(Data records)
################

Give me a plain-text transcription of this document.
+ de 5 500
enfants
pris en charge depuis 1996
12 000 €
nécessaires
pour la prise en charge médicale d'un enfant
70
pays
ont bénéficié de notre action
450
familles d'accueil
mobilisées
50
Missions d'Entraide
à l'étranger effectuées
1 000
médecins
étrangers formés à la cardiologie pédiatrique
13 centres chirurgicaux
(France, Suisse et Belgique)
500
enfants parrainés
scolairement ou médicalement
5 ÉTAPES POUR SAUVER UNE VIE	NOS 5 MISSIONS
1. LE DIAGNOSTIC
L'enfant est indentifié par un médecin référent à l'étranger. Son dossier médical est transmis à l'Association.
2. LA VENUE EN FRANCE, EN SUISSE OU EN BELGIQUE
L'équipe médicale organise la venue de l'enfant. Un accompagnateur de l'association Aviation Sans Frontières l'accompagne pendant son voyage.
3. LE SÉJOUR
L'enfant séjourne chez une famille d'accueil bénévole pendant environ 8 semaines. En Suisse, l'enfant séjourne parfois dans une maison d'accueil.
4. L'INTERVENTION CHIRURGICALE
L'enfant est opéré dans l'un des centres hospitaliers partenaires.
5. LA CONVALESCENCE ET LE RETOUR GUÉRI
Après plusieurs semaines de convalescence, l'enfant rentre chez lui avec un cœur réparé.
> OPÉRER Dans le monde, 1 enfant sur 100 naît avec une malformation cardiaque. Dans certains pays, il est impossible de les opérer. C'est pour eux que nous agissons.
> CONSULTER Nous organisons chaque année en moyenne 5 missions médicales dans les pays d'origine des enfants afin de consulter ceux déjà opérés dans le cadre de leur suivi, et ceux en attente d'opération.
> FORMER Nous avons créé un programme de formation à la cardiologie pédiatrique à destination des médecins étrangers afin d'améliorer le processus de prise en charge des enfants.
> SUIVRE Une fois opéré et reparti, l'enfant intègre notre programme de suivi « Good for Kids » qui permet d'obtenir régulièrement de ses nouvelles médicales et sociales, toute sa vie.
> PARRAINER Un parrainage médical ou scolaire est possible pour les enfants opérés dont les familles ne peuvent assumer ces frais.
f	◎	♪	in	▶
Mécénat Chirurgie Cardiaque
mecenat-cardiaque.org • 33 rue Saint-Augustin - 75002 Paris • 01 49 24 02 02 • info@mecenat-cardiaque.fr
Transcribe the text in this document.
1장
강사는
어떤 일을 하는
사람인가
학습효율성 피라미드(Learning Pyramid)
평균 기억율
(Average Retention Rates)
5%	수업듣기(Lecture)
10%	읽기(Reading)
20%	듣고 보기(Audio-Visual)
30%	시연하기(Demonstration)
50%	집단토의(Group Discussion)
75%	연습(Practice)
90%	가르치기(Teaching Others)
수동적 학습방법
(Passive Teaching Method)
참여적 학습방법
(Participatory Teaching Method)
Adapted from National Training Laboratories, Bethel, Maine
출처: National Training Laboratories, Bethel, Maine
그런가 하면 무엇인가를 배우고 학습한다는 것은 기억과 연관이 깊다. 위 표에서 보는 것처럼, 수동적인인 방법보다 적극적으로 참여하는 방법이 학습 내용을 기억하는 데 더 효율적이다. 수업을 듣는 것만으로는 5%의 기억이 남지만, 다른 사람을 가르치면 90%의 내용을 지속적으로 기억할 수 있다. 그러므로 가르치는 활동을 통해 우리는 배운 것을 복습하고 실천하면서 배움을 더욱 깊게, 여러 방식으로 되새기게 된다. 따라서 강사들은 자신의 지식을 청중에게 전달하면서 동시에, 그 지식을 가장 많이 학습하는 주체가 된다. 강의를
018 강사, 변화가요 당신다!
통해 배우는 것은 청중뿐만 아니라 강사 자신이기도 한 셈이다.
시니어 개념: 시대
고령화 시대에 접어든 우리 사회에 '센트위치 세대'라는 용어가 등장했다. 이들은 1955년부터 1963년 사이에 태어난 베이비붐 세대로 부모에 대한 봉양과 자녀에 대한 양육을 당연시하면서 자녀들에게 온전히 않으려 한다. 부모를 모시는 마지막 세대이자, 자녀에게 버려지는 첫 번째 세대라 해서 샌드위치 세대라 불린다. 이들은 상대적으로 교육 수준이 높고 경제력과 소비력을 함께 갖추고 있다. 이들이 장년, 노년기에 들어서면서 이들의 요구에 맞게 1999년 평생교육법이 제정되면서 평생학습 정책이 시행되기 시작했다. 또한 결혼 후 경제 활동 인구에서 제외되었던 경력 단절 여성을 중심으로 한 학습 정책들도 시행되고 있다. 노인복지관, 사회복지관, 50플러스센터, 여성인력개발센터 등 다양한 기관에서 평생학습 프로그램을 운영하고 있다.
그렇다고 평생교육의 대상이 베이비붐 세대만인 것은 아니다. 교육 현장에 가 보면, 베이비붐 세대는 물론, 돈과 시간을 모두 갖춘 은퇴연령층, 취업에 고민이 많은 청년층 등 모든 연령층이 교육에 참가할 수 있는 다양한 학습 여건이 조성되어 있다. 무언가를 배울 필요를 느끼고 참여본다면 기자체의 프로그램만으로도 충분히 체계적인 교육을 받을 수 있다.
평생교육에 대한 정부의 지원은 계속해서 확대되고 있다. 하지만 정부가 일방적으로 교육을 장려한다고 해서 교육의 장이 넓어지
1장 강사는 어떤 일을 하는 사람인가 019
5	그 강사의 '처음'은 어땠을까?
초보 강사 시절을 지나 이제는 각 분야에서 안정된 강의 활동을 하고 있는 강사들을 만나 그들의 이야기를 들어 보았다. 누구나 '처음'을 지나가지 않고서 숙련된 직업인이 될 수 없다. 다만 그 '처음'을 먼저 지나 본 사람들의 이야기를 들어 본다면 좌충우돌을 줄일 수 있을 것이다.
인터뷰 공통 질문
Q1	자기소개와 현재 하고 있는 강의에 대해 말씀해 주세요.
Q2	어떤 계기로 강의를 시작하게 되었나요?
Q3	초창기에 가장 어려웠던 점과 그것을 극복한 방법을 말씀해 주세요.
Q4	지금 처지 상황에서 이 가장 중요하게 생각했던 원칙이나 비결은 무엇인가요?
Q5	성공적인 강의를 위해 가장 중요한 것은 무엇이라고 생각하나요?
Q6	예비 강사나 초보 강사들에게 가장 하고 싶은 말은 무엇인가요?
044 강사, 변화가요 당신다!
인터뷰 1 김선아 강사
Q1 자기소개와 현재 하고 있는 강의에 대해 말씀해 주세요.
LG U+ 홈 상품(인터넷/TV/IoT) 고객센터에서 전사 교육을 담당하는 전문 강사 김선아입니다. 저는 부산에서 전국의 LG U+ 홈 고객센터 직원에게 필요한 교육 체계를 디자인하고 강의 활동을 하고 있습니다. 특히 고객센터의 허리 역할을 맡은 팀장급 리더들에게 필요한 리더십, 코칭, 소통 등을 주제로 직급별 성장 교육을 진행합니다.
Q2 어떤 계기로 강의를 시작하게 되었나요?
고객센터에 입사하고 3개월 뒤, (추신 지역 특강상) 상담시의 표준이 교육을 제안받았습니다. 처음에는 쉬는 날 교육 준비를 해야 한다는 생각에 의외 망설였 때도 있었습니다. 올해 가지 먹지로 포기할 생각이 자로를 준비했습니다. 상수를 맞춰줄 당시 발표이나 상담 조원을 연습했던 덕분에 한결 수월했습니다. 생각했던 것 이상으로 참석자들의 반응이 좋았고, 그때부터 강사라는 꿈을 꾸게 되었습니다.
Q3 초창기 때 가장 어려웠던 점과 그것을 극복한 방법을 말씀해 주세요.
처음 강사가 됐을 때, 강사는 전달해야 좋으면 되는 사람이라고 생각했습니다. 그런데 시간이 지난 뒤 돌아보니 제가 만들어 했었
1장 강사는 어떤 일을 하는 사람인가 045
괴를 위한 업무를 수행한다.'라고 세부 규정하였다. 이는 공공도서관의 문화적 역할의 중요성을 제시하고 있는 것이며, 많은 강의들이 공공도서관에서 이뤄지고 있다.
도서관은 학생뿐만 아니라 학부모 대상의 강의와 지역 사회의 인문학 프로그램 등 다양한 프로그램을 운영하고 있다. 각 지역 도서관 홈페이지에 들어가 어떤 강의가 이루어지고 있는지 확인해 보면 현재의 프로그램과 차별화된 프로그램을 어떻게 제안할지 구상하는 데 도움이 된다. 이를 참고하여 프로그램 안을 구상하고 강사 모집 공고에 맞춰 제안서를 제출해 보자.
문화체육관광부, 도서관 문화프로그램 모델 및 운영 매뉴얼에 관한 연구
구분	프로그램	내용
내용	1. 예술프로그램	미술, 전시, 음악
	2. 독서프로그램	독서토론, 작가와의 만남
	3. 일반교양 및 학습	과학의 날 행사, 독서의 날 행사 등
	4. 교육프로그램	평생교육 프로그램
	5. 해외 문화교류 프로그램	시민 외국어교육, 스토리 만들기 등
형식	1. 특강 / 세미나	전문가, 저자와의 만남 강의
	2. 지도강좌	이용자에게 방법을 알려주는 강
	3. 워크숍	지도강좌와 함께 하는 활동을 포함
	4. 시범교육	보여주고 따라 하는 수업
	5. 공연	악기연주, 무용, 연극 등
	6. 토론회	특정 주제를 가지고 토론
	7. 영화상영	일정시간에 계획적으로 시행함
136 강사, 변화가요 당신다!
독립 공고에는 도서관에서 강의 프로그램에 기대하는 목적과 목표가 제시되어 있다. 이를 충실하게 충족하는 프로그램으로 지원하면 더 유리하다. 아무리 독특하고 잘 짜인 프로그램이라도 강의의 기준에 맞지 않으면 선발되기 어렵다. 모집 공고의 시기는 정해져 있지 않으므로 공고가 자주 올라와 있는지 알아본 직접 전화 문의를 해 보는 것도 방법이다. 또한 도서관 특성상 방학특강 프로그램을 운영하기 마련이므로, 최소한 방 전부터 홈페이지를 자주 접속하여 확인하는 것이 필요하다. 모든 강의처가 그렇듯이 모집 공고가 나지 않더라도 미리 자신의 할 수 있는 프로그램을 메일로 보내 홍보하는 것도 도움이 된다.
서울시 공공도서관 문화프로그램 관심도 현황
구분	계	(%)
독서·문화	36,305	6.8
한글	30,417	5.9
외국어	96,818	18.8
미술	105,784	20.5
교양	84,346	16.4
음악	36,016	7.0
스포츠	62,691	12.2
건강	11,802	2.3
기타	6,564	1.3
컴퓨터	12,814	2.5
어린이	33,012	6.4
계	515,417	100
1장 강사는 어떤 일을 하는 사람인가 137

################

Count every line above that holds the string "pédiatrique" and give the total, nothing more.

Answer to the problem:
2